Objective.
Copy the lines holding the word "year", all of them.
## begin Material for this exercise
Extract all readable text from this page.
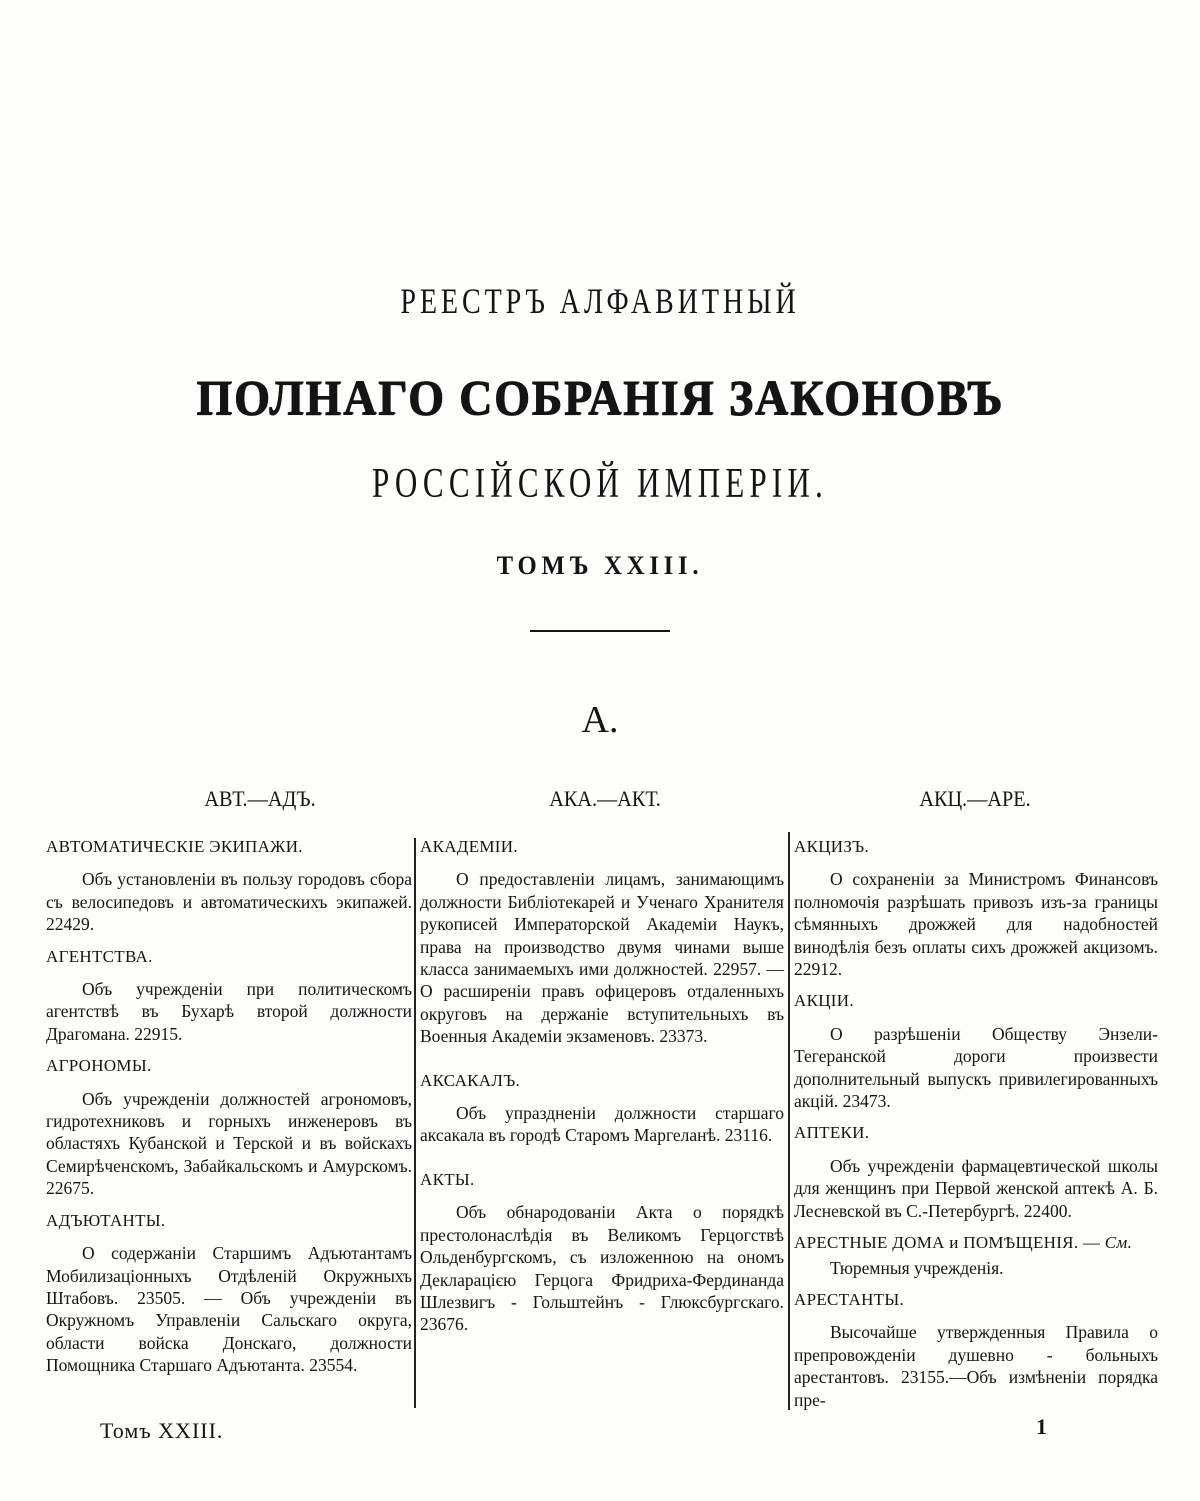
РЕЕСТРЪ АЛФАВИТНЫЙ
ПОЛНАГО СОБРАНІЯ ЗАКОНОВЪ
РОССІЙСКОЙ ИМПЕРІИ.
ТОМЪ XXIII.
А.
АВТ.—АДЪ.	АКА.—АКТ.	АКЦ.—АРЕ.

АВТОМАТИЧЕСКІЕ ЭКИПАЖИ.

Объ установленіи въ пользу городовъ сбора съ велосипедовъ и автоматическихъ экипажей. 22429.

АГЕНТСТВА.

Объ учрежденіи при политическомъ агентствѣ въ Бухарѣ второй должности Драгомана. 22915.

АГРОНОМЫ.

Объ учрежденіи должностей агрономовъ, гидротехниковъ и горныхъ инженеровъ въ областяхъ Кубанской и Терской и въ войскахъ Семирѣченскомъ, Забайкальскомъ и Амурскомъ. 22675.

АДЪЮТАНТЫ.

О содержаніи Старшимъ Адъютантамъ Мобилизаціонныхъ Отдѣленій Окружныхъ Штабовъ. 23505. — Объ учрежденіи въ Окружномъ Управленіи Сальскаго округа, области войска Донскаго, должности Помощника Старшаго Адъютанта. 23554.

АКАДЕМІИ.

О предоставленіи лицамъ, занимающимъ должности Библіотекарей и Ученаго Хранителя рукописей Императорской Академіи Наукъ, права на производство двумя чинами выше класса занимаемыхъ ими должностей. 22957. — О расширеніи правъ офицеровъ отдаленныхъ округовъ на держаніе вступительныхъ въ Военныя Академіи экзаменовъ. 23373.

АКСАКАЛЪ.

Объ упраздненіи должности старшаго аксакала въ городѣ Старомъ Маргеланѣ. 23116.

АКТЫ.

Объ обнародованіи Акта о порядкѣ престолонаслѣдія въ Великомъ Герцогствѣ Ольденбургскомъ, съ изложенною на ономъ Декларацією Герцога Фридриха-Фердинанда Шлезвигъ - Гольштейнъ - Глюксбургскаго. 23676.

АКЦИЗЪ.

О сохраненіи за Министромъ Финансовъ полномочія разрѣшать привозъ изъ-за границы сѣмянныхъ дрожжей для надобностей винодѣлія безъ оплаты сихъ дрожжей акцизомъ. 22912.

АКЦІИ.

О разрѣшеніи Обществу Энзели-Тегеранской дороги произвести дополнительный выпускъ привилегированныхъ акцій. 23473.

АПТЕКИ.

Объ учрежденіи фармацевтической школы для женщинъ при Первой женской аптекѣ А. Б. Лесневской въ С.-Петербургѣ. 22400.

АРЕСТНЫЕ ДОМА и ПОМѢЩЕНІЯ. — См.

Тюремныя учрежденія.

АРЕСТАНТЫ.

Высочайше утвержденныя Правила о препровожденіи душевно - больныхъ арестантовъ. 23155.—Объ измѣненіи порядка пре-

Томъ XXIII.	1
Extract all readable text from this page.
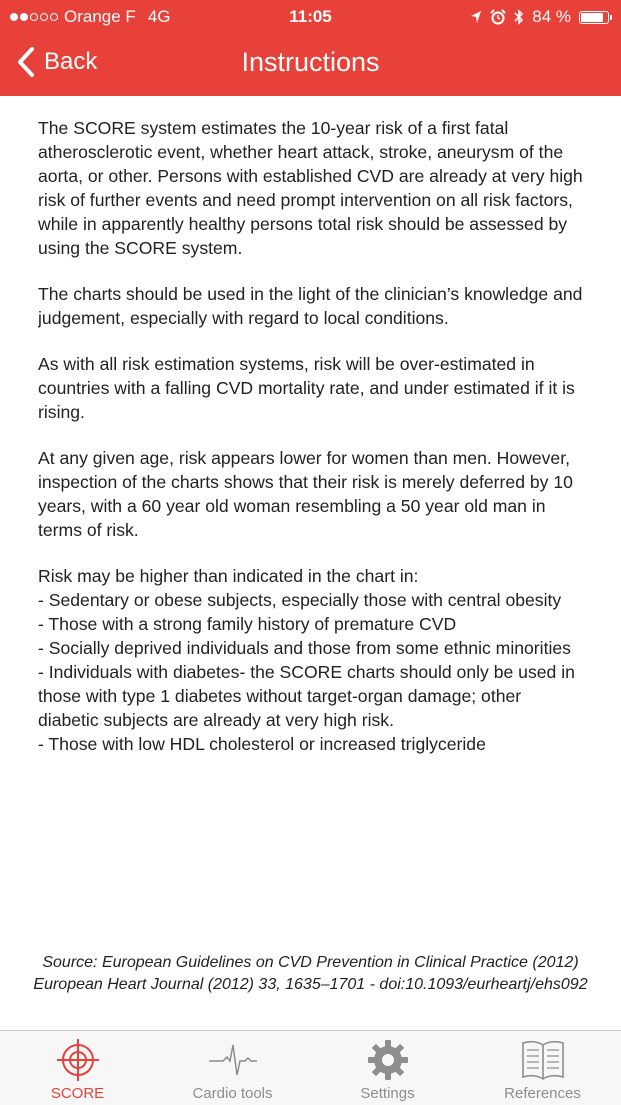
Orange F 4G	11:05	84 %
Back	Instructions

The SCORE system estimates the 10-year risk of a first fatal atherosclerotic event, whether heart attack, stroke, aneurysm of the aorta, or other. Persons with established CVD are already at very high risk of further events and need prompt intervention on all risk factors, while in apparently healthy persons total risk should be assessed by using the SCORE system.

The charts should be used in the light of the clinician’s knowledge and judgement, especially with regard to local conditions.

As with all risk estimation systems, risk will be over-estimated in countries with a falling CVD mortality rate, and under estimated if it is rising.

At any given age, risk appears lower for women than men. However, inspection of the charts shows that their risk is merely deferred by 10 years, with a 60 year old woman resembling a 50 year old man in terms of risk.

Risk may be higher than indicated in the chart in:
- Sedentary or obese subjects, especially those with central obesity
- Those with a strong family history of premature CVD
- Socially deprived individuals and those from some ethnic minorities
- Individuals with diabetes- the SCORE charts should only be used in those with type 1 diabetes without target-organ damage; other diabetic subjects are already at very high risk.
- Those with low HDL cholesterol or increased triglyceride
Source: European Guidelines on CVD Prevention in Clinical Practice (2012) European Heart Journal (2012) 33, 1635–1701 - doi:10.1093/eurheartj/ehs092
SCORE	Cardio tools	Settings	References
## end Material for this exercise
Solution for this exercise.
The SCORE system estimates the 10-year risk of a first fatal atherosclerotic event, whether heart attack, stroke, aneurysm of the aorta, or other. Persons with established CVD are already at very high risk of further events and need prompt intervention on all risk factors, while in apparently healthy persons total risk should be assessed by using the SCORE system.
At any given age, risk appears lower for women than men. However, inspection of the charts shows that their risk is merely deferred by 10 years, with a 60 year old woman resembling a 50 year old man in terms of risk.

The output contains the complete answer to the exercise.